> _PROBLEM REQUIREMENTS_
The records that follow need to be output exactly as they are.

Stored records
..........
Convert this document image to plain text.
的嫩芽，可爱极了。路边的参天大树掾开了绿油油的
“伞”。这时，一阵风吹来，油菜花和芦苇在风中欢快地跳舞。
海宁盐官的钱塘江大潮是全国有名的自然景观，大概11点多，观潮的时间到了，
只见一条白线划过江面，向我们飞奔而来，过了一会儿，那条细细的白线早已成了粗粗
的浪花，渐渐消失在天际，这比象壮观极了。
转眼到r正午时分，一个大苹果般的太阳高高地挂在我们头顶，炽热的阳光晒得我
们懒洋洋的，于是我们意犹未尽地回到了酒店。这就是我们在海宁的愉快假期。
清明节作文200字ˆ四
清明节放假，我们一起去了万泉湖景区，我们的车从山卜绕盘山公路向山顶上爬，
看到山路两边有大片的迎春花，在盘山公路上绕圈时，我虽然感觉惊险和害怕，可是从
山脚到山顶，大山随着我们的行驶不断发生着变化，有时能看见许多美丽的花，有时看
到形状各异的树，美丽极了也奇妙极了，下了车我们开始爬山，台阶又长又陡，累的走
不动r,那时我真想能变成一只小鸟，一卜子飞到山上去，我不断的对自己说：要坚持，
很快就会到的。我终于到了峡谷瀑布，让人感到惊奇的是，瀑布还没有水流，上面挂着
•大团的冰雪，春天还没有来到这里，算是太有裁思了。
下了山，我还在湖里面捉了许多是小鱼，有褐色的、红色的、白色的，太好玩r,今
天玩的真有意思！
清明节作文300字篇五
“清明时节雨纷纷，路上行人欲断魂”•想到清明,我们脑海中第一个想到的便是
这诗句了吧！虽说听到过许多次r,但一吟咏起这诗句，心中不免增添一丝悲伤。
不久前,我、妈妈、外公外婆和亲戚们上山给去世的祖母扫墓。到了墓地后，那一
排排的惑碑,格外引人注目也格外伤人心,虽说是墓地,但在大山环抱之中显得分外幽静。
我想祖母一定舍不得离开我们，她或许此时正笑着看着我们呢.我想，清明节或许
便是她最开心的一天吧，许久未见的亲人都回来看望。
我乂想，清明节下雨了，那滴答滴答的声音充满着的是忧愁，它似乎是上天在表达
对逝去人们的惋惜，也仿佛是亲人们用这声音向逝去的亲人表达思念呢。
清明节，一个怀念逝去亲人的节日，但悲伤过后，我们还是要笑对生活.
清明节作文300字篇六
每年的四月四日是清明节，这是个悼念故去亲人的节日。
..........
> _COMPLETED EXERCISE_
Convert this document image to plain text.
的嫩芽，可爱极了。路边的参天大树掾开了绿油油的
“伞”。这时，一阵风吹来，油菜花和芦苇在风中欢快地跳舞。
海宁盐官的钱塘江大潮是全国有名的自然景观，大概11点多，观潮的时间到了，
只见一条白线划过江面，向我们飞奔而来，过了一会儿，那条细细的白线早已成了粗粗
的浪花，渐渐消失在天际，这比象壮观极了。
转眼到r正午时分，一个大苹果般的太阳高高地挂在我们头顶，炽热的阳光晒得我
们懒洋洋的，于是我们意犹未尽地回到了酒店。这就是我们在海宁的愉快假期。
清明节作文200字ˆ四
清明节放假，我们一起去了万泉湖景区，我们的车从山卜绕盘山公路向山顶上爬，
看到山路两边有大片的迎春花，在盘山公路上绕圈时，我虽然感觉惊险和害怕，可是从
山脚到山顶，大山随着我们的行驶不断发生着变化，有时能看见许多美丽的花，有时看
到形状各异的树，美丽极了也奇妙极了，下了车我们开始爬山，台阶又长又陡，累的走
不动r,那时我真想能变成一只小鸟，一卜子飞到山上去，我不断的对自己说：要坚持，
很快就会到的。我终于到了峡谷瀑布，让人感到惊奇的是，瀑布还没有水流，上面挂着
•大团的冰雪，春天还没有来到这里，算是太有裁思了。
下了山，我还在湖里面捉了许多是小鱼，有褐色的、红色的、白色的，太好玩r,今
天玩的真有意思！
清明节作文300字篇五
“清明时节雨纷纷，路上行人欲断魂”•想到清明,我们脑海中第一个想到的便是
这诗句了吧！虽说听到过许多次r,但一吟咏起这诗句，心中不免增添一丝悲伤。
不久前,我、妈妈、外公外婆和亲戚们上山给去世的祖母扫墓。到了墓地后，那一
排排的惑碑,格外引人注目也格外伤人心,虽说是墓地,但在大山环抱之中显得分外幽静。
我想祖母一定舍不得离开我们，她或许此时正笑着看着我们呢.我想，清明节或许
便是她最开心的一天吧，许久未见的亲人都回来看望。
我乂想，清明节下雨了，那滴答滴答的声音充满着的是忧愁，它似乎是上天在表达
对逝去人们的惋惜，也仿佛是亲人们用这声音向逝去的亲人表达思念呢。
清明节，一个怀念逝去亲人的节日，但悲伤过后，我们还是要笑对生活.
清明节作文300字篇六
每年的四月四日是清明节，这是个悼念故去亲人的节日。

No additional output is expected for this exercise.